### Directions for this task
Find each line with the string "FCHS" and copy it.

### Extracted records
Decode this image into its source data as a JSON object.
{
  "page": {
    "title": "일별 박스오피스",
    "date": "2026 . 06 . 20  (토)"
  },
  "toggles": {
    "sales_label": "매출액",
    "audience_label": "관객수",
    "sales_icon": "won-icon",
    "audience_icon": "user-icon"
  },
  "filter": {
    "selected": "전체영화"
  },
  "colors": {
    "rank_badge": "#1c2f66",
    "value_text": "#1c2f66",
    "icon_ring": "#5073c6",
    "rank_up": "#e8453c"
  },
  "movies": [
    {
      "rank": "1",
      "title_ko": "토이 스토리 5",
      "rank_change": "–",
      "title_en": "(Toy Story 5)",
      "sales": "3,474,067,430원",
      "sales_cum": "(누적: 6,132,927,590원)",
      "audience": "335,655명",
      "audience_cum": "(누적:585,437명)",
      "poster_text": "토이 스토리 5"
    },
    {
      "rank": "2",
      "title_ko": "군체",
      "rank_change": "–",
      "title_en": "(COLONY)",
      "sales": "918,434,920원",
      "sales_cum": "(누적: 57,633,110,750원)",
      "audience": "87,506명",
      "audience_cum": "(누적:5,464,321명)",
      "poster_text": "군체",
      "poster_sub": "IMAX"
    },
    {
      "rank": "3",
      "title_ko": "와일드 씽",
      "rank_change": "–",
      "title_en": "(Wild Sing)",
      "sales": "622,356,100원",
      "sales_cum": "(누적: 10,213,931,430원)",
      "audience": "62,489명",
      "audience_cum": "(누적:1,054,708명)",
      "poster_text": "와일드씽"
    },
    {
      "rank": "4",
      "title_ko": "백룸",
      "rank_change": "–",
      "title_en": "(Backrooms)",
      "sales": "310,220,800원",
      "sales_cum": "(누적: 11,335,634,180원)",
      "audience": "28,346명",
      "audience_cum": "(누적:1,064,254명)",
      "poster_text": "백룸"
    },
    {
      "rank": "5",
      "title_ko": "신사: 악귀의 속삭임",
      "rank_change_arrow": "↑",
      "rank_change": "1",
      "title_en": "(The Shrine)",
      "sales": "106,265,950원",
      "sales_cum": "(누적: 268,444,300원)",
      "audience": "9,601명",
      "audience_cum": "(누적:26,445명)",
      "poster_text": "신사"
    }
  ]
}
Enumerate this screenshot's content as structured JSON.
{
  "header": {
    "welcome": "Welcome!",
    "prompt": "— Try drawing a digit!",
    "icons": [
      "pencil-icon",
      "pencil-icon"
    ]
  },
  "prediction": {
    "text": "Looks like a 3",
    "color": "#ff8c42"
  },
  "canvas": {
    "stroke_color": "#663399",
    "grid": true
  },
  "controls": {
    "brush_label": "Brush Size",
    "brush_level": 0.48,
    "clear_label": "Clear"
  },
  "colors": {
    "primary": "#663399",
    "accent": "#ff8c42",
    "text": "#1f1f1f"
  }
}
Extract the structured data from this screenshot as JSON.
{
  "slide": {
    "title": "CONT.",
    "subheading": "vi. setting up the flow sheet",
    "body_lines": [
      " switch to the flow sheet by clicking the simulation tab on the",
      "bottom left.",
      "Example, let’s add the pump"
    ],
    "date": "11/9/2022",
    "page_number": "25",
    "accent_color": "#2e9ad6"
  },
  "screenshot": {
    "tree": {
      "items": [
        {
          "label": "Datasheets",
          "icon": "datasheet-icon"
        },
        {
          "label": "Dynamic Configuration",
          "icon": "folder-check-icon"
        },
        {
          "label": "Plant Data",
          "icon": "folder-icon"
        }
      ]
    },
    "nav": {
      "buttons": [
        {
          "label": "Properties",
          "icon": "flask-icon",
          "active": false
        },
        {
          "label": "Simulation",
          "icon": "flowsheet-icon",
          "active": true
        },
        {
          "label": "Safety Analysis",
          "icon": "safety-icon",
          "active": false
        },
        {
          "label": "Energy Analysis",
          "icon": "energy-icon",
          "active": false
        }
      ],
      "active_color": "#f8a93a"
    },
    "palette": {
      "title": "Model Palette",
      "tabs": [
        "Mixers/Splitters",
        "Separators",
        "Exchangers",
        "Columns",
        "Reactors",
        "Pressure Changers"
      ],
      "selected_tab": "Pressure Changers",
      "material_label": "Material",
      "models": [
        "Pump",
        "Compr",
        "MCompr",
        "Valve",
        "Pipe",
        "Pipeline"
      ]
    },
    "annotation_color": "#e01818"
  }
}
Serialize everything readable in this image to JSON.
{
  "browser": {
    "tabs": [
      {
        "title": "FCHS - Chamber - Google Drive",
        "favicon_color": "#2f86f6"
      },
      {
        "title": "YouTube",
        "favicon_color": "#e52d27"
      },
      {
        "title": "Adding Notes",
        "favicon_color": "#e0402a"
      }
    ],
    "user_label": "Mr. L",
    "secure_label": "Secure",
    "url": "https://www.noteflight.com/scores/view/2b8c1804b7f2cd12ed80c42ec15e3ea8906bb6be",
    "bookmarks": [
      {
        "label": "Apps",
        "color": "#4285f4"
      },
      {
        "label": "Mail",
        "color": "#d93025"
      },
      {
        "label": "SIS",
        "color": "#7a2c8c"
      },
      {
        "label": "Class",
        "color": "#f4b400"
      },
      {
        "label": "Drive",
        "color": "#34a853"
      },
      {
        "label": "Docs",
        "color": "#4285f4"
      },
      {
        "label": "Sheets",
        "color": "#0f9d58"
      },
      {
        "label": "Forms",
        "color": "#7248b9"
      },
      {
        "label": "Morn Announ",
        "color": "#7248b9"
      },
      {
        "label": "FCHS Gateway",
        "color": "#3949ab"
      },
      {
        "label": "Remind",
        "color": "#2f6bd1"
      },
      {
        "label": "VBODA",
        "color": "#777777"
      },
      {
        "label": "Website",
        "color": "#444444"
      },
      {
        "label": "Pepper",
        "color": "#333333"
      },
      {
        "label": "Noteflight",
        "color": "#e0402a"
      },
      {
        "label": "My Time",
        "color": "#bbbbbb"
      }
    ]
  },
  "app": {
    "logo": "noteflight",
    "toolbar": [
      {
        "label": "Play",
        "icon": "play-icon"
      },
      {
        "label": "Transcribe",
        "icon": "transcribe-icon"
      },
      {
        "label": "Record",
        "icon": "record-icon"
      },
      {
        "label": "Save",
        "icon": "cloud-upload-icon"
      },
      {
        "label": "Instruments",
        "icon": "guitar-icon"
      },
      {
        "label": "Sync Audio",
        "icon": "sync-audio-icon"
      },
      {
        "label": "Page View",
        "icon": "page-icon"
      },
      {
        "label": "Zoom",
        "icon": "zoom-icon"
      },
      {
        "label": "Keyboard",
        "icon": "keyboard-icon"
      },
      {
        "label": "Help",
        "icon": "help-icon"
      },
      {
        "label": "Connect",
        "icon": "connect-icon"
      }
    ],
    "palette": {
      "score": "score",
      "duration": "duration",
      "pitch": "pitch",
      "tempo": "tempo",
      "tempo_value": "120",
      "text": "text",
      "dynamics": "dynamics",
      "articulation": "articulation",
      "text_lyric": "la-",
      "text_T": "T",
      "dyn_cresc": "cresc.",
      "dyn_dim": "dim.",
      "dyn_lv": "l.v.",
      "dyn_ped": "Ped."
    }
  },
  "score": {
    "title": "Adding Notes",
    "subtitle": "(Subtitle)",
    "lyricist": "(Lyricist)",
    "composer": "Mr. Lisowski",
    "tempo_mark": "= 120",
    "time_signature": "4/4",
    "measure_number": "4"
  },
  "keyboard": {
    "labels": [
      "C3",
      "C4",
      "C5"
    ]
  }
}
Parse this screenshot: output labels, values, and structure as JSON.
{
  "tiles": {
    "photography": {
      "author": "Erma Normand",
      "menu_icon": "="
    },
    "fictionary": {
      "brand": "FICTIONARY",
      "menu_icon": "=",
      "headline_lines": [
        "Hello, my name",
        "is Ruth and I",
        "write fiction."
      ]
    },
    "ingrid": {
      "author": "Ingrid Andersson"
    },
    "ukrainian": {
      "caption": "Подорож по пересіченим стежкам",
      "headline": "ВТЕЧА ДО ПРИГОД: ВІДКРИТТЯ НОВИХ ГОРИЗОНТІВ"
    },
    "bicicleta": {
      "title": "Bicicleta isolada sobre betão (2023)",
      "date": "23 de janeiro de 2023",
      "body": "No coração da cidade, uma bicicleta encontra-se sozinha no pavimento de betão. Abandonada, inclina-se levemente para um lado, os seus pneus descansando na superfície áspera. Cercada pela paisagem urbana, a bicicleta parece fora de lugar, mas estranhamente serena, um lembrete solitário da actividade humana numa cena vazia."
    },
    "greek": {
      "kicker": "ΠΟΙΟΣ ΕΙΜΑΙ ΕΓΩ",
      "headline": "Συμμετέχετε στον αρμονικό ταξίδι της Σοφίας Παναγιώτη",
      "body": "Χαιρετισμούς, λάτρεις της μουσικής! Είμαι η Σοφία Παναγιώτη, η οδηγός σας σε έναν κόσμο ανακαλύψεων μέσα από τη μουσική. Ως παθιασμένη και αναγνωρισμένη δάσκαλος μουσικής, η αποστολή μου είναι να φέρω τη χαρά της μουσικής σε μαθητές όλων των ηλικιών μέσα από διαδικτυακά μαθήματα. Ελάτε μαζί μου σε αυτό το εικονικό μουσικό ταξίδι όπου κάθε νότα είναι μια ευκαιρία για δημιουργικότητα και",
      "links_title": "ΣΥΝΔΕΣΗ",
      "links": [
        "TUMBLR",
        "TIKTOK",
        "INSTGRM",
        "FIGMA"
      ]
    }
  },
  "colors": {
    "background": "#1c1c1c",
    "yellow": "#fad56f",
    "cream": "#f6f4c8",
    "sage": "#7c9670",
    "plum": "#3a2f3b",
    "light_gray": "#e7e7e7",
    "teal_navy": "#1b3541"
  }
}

### Final result
        "title": "FCHS - Chamber - Google Drive",
        "label": "FCHS Gateway",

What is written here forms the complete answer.